=== Page extract ===
━━━━━━

3.3. INTERPRETING VARIATIONAL CLASSIFICATION

Variational classification might be interpreted in one of two ways: Well-specified generative model: Assume data x ∈ X is generated according to a hierarchical model: y → z → x, where p(y) is categorical; p(z|y) are analytically known distributions with z of manageable dimension, e.g. N (µ y , Σ y ); and x = h(z) for an arbitrary invertible function h : Z → X (if X is of higher dimension than Z, assume h maps one-to-one to a manifold in X ). Hence p(x) is a mixture of unknown distributions. By choosing p θ (z|y) to have the form of the true p(z|y), variational classification effectively aims to invert h and learn the parameters of the true generative model. In practice, the model parameters including h -1 may only be identifiable up to certain equivalences, however the learned latent variables may reflect true latent variables and be semantically meaningful. Miss-specified model: Assume data is generated as above, but with z of vast, possibly uncountable dimension with complex inter-dependencies, e.g. determining every blade of grass in a landscape or every hair on a cat. It is an impossible task to learn all such latent variables with a lower dimensional model, in general. As such, the VC latent space might learn a complex function of many true latent variables. The former scenario appeals since the model may learn disentangled, semantically meaningful features of the data. However, that requires well-specified distributions and the number of true latent variables may make it impossible. For natural data with many latent variables, the second case seems more likely and choosing p θ (z|y) to be Gaussian may be justified by the Central Limit Theorem.

━━━━━━

=== Data shown ===
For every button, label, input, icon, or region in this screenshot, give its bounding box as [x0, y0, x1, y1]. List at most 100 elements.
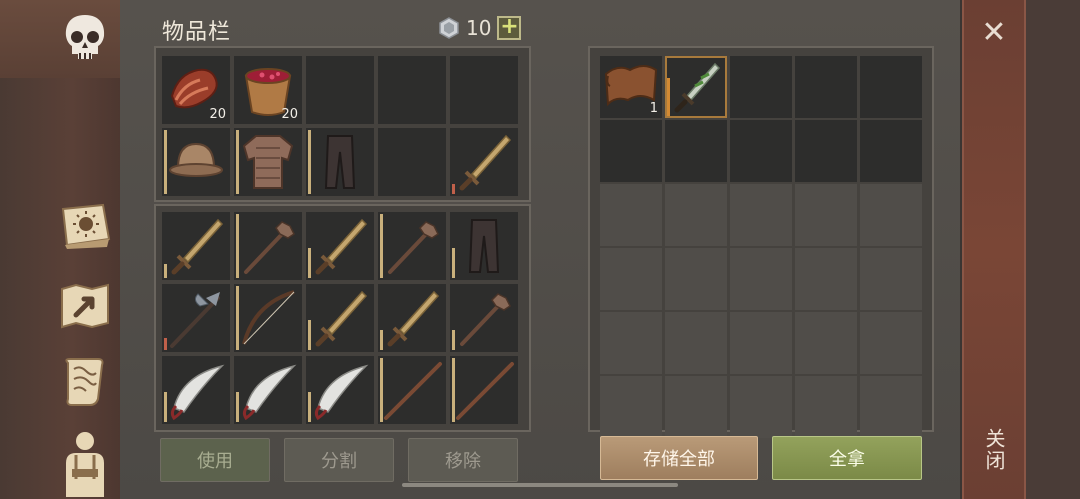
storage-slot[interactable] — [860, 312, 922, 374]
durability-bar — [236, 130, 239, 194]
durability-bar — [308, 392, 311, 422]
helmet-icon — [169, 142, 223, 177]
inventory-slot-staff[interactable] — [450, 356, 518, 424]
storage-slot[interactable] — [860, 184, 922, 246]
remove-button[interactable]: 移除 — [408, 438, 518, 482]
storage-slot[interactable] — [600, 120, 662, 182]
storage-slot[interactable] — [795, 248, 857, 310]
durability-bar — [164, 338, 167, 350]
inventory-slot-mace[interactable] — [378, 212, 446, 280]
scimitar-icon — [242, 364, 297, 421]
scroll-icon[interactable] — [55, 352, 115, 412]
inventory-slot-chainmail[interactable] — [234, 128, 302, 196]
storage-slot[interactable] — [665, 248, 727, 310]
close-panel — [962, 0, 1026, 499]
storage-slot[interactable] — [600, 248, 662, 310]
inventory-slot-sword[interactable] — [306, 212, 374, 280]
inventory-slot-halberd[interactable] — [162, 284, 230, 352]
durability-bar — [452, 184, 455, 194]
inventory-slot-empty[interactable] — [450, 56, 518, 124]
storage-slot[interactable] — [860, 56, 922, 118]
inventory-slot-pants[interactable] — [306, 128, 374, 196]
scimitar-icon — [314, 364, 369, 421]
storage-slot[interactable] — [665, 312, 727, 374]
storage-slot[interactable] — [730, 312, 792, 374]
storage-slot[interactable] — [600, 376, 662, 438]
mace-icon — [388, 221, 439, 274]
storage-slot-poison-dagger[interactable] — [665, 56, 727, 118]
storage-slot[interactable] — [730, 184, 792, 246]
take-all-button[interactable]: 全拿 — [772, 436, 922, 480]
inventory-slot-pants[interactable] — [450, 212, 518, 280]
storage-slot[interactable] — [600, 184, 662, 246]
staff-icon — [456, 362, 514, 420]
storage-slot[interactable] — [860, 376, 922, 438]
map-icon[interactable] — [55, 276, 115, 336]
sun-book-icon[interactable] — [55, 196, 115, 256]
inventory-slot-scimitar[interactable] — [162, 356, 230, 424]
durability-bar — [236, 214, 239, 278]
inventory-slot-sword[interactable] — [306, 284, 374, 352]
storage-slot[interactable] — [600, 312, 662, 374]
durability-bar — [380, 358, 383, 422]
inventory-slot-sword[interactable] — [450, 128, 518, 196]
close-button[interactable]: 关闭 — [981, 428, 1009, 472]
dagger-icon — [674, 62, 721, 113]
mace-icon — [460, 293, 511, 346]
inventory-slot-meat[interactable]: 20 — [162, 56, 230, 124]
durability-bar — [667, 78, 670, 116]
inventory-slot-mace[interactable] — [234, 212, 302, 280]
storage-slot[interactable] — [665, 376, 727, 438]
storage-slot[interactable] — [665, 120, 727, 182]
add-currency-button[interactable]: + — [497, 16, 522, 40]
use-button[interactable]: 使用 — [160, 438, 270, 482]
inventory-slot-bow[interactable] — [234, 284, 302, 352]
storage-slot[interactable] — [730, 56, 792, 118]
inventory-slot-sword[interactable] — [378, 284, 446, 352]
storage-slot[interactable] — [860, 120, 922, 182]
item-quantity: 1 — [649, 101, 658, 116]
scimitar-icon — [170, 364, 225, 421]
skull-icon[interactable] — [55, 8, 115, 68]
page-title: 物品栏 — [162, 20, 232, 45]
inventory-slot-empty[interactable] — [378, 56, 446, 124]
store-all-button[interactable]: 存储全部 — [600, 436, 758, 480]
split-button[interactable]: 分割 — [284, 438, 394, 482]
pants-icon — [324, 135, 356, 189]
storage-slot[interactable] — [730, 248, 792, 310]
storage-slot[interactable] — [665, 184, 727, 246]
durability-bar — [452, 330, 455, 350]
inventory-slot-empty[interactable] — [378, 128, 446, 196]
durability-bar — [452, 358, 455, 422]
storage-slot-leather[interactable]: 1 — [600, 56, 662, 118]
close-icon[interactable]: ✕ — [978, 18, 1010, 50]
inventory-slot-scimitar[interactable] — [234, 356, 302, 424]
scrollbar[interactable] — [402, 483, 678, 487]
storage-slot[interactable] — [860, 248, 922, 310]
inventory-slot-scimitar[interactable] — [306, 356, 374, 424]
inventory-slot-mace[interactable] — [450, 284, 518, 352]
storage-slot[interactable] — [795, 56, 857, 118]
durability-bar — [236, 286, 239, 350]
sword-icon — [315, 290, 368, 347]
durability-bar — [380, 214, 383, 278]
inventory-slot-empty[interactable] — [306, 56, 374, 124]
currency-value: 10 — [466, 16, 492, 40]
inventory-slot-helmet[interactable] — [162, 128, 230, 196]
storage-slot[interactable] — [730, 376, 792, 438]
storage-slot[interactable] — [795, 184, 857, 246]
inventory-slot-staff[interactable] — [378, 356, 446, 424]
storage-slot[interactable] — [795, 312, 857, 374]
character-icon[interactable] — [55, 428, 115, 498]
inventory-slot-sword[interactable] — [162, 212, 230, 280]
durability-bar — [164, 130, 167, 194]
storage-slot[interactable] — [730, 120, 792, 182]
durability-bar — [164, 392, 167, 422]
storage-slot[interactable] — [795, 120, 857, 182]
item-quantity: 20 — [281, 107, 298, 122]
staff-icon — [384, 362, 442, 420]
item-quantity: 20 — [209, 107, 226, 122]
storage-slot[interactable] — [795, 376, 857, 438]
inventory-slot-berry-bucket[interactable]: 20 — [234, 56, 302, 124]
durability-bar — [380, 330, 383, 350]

━━━━━━

=== Actions to take ===
1. In the passage on interpreting variational classification, what may justify choosing p θ (z|y) to be Gaussian for natural data with many latent variables?
2. Write the next few sentences of the variational classification passage, following on from its final sentence.
The lines bear no relation to the variational classification passage.

=== Outputs by task ===
1. The Central Limit Theorem.

2.
4. RELATED WORK

Noting that the softmax denominator satisfies y∈Y exp g(x, y) ∝ p θ (x), Grathwohl et al. (2019) view the softmax classifier as an energy-based (i.e. un-normalised probabilistic) model. Generative aspects aside, our work is comparable in the sense of taking an abstracted view of softmax classification to improve aspects of it. However, the benefits they obtain, e.g. to calibration and adversarial robustness, come at a cost to the core aim of accurate classification. Further, the MCMC step they require for normalisation reportedly slows and destabilises training, whereas we use tractable probability distributions with little overhead. Several previous works adapt the standard ELBO, used to learn a model of p(x), to a conditional analog for learning p(y|x) (Tang & Salakhutdinov, 2013; Sohn et al., 2015) . However, such works focus on generative scenarios rather than classification, e.g. x being a face image and y|x being the same face in a different pose determined by latent z; or x being part of an image and y|x its completion given latent content z. The Gaussian stochastic neural network (GSNN) model (Sohn et al., 2015) takes a further step towards our own by conditioning q(z|x, y) only on x, however none of these models considers the class-level latent distributions q(z|y) in variational classification. Variational classification effectively subsumes many works that add a regularisation term to the softmax cross-entropy loss function, interpretable as a prior over latent variables in the "MAP" VC model. For example, several semi-supervised learning models can be interpreted as treating softmax outputs as latent variables, where the prior guides the outputs of unlabelled data (e.g. see Allen et al., 2020) . More closely related to variational classification, several works can be seen to treat the softmax input as a latent variable with a regularisation term applied to encourage certain prior beliefs. For example, label predictions can be encouraged to be deterministic (all probability mass on a single class) by enforcing a large margin between clusters in the latent space (Liu et al., 2016; Wen et al., 2016; Wan et al., 2018; 2022) .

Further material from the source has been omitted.